▶ _REQUIRED WORK_:
Return the records in full, exactly as given.

▶ _DATA PROVIDED_:
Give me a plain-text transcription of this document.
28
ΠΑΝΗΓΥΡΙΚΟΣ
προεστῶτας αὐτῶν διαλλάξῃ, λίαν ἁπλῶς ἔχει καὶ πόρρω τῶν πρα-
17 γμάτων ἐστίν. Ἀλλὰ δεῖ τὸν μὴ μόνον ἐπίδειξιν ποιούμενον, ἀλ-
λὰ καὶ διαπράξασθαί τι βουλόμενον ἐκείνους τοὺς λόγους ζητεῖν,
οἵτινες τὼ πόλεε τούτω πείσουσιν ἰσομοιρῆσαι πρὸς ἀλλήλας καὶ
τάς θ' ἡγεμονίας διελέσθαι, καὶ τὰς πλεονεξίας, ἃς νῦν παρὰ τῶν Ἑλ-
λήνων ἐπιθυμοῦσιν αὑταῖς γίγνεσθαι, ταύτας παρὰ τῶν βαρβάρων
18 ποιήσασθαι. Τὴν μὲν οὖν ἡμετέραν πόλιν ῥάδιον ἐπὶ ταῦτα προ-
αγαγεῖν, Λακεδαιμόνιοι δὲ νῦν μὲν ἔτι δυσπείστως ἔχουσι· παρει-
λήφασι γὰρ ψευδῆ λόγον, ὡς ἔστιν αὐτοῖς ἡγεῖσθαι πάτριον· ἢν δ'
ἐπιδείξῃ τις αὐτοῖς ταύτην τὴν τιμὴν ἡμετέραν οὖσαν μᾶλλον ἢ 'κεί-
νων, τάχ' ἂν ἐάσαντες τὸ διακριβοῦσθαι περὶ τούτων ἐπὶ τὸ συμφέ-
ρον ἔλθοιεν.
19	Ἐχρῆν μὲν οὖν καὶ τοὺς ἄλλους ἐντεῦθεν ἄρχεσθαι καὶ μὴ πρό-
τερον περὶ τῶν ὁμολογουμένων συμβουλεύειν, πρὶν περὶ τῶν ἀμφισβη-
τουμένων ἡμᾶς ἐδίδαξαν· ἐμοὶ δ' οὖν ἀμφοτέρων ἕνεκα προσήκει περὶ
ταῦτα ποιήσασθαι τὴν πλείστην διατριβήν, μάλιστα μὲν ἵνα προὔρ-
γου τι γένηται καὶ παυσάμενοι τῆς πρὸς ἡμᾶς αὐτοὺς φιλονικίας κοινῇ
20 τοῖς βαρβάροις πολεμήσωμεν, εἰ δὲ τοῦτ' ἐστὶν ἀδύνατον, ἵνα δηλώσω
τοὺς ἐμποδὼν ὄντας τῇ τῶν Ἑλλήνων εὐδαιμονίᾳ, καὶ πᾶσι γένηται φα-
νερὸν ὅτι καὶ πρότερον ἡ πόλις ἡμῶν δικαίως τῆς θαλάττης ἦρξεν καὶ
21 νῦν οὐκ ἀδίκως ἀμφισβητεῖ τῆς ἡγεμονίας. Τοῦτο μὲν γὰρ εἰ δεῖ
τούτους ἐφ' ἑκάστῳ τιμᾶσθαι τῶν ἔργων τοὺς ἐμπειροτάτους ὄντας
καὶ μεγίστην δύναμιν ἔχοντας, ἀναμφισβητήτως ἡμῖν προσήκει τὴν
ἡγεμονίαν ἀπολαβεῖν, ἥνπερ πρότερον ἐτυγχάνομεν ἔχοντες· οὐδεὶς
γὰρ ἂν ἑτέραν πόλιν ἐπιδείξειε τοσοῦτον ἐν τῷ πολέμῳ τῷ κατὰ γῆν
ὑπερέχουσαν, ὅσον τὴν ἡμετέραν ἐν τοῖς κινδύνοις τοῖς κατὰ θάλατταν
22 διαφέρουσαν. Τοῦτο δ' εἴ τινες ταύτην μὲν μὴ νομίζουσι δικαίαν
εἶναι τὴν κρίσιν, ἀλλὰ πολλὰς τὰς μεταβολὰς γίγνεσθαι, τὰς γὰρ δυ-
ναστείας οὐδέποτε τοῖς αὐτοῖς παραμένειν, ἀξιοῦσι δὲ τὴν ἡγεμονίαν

▶ _TASK SOLUTION_:
Give me a plain-text transcription of this document.
28
ΠΑΝΗΓΥΡΙΚΟΣ
προεστῶτας αὐτῶν διαλλάξῃ, λίαν ἁπλῶς ἔχει καὶ πόρρω τῶν πρα-
17 γμάτων ἐστίν. Ἀλλὰ δεῖ τὸν μὴ μόνον ἐπίδειξιν ποιούμενον, ἀλ-
λὰ καὶ διαπράξασθαί τι βουλόμενον ἐκείνους τοὺς λόγους ζητεῖν,
οἵτινες τὼ πόλεε τούτω πείσουσιν ἰσομοιρῆσαι πρὸς ἀλλήλας καὶ
τάς θ' ἡγεμονίας διελέσθαι, καὶ τὰς πλεονεξίας, ἃς νῦν παρὰ τῶν Ἑλ-
λήνων ἐπιθυμοῦσιν αὑταῖς γίγνεσθαι, ταύτας παρὰ τῶν βαρβάρων
18 ποιήσασθαι. Τὴν μὲν οὖν ἡμετέραν πόλιν ῥάδιον ἐπὶ ταῦτα προ-
αγαγεῖν, Λακεδαιμόνιοι δὲ νῦν μὲν ἔτι δυσπείστως ἔχουσι· παρει-
λήφασι γὰρ ψευδῆ λόγον, ὡς ἔστιν αὐτοῖς ἡγεῖσθαι πάτριον· ἢν δ'
ἐπιδείξῃ τις αὐτοῖς ταύτην τὴν τιμὴν ἡμετέραν οὖσαν μᾶλλον ἢ 'κεί-
νων, τάχ' ἂν ἐάσαντες τὸ διακριβοῦσθαι περὶ τούτων ἐπὶ τὸ συμφέ-
ρον ἔλθοιεν.
19	Ἐχρῆν μὲν οὖν καὶ τοὺς ἄλλους ἐντεῦθεν ἄρχεσθαι καὶ μὴ πρό-
τερον περὶ τῶν ὁμολογουμένων συμβουλεύειν, πρὶν περὶ τῶν ἀμφισβη-
τουμένων ἡμᾶς ἐδίδαξαν· ἐμοὶ δ' οὖν ἀμφοτέρων ἕνεκα προσήκει περὶ
ταῦτα ποιήσασθαι τὴν πλείστην διατριβήν, μάλιστα μὲν ἵνα προὔρ-
γου τι γένηται καὶ παυσάμενοι τῆς πρὸς ἡμᾶς αὐτοὺς φιλονικίας κοινῇ
20 τοῖς βαρβάροις πολεμήσωμεν, εἰ δὲ τοῦτ' ἐστὶν ἀδύνατον, ἵνα δηλώσω
τοὺς ἐμποδὼν ὄντας τῇ τῶν Ἑλλήνων εὐδαιμονίᾳ, καὶ πᾶσι γένηται φα-
νερὸν ὅτι καὶ πρότερον ἡ πόλις ἡμῶν δικαίως τῆς θαλάττης ἦρξεν καὶ
21 νῦν οὐκ ἀδίκως ἀμφισβητεῖ τῆς ἡγεμονίας. Τοῦτο μὲν γὰρ εἰ δεῖ
τούτους ἐφ' ἑκάστῳ τιμᾶσθαι τῶν ἔργων τοὺς ἐμπειροτάτους ὄντας
καὶ μεγίστην δύναμιν ἔχοντας, ἀναμφισβητήτως ἡμῖν προσήκει τὴν
ἡγεμονίαν ἀπολαβεῖν, ἥνπερ πρότερον ἐτυγχάνομεν ἔχοντες· οὐδεὶς
γὰρ ἂν ἑτέραν πόλιν ἐπιδείξειε τοσοῦτον ἐν τῷ πολέμῳ τῷ κατὰ γῆν
ὑπερέχουσαν, ὅσον τὴν ἡμετέραν ἐν τοῖς κινδύνοις τοῖς κατὰ θάλατταν
22 διαφέρουσαν. Τοῦτο δ' εἴ τινες ταύτην μὲν μὴ νομίζουσι δικαίαν
εἶναι τὴν κρίσιν, ἀλλὰ πολλὰς τὰς μεταβολὰς γίγνεσθαι, τὰς γὰρ δυ-
ναστείας οὐδέποτε τοῖς αὐτοῖς παραμένειν, ἀξιοῦσι δὲ τὴν ἡγεμονίαν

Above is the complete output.